**Problem statement:** Without including any pictures, write out all the entries exactly.

##### Supplied entries

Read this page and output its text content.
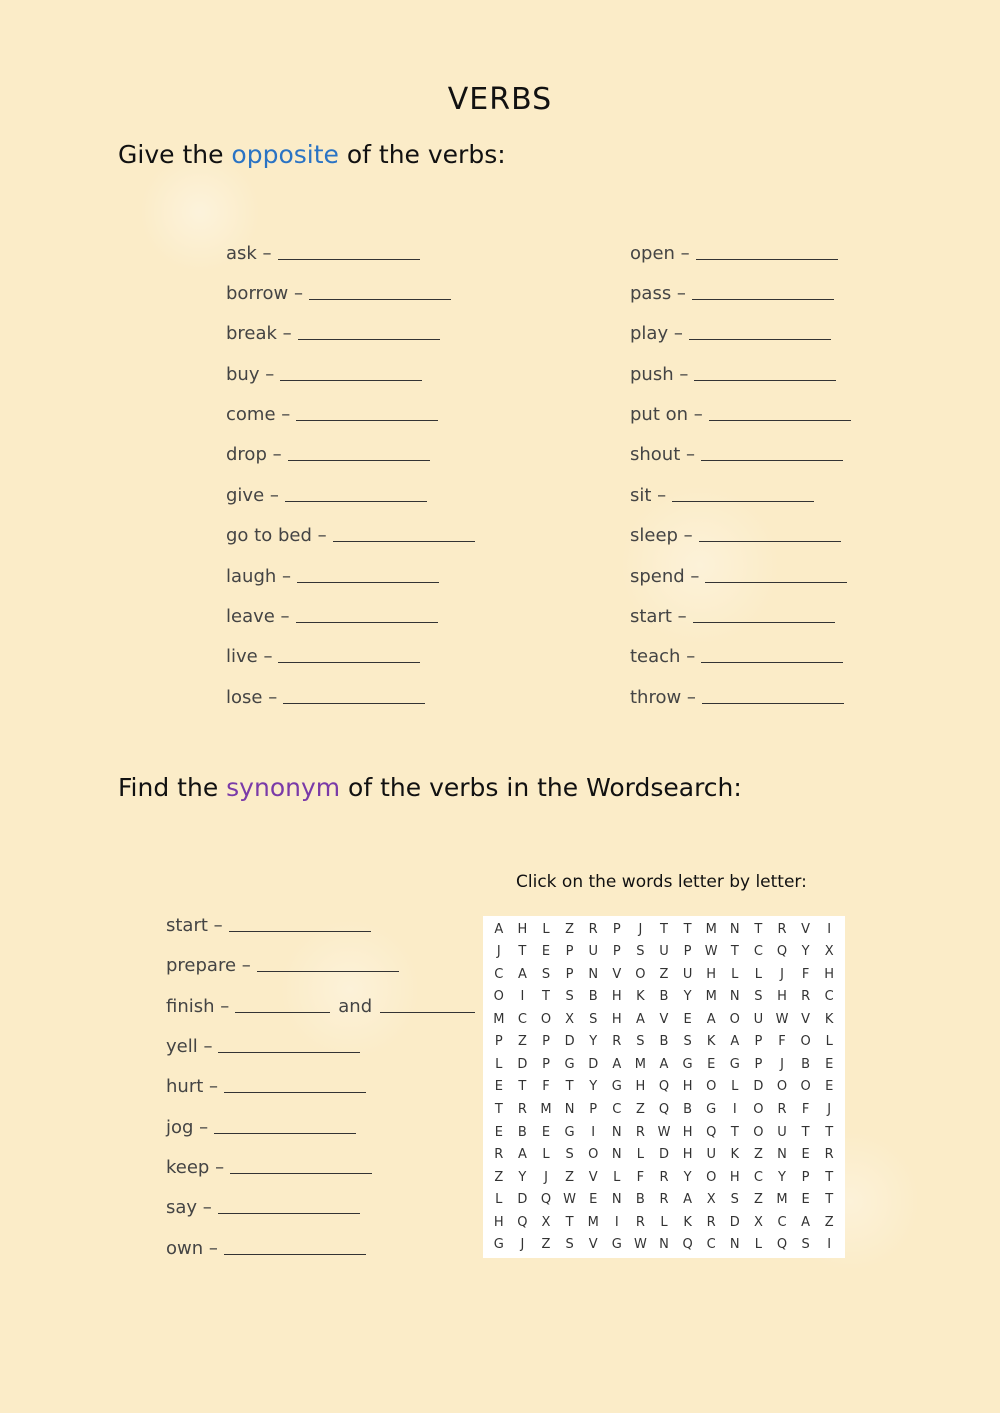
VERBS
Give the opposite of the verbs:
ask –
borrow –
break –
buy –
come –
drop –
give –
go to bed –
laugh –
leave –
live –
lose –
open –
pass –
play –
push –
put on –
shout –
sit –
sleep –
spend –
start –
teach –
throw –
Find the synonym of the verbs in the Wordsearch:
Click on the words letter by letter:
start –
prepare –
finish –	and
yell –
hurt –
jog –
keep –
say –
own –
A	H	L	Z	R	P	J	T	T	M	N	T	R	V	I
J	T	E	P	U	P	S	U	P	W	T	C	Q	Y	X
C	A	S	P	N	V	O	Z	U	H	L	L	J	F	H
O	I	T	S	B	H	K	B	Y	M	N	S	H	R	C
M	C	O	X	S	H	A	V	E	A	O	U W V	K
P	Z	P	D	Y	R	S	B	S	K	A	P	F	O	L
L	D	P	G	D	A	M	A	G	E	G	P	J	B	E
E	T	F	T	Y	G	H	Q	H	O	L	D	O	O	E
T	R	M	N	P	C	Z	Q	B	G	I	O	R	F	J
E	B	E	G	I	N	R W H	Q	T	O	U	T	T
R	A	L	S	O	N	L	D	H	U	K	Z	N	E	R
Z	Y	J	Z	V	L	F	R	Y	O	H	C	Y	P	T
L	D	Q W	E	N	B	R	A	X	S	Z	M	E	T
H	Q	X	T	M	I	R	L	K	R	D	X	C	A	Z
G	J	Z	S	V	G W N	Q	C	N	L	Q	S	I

##########

**Result:**
Read this page and output its text content.
VERBS
Give the opposite of the verbs:
ask –
borrow –
break –
buy –
come –
drop –
give –
go to bed –
laugh –
leave –
live –
lose –
open –
pass –
play –
push –
put on –
shout –
sit –
sleep –
spend –
start –
teach –
throw –
Find the synonym of the verbs in the Wordsearch:
Click on the words letter by letter:
start –
prepare –
finish –	and
yell –
hurt –
jog –
keep –
say –
own –
A	H	L	Z	R	P	J	T	T	M	N	T	R	V	I
J	T	E	P	U	P	S	U	P	W	T	C	Q	Y	X
C	A	S	P	N	V	O	Z	U	H	L	L	J	F	H
O	I	T	S	B	H	K	B	Y	M	N	S	H	R	C
M	C	O	X	S	H	A	V	E	A	O	U W V	K
P	Z	P	D	Y	R	S	B	S	K	A	P	F	O	L
L	D	P	G	D	A	M	A	G	E	G	P	J	B	E
E	T	F	T	Y	G	H	Q	H	O	L	D	O	O	E
T	R	M	N	P	C	Z	Q	B	G	I	O	R	F	J
E	B	E	G	I	N	R W H	Q	T	O	U	T	T
R	A	L	S	O	N	L	D	H	U	K	Z	N	E	R
Z	Y	J	Z	V	L	F	R	Y	O	H	C	Y	P	T
L	D	Q W	E	N	B	R	A	X	S	Z	M	E	T
H	Q	X	T	M	I	R	L	K	R	D	X	C	A	Z
G	J	Z	S	V	G W N	Q	C	N	L	Q	S	I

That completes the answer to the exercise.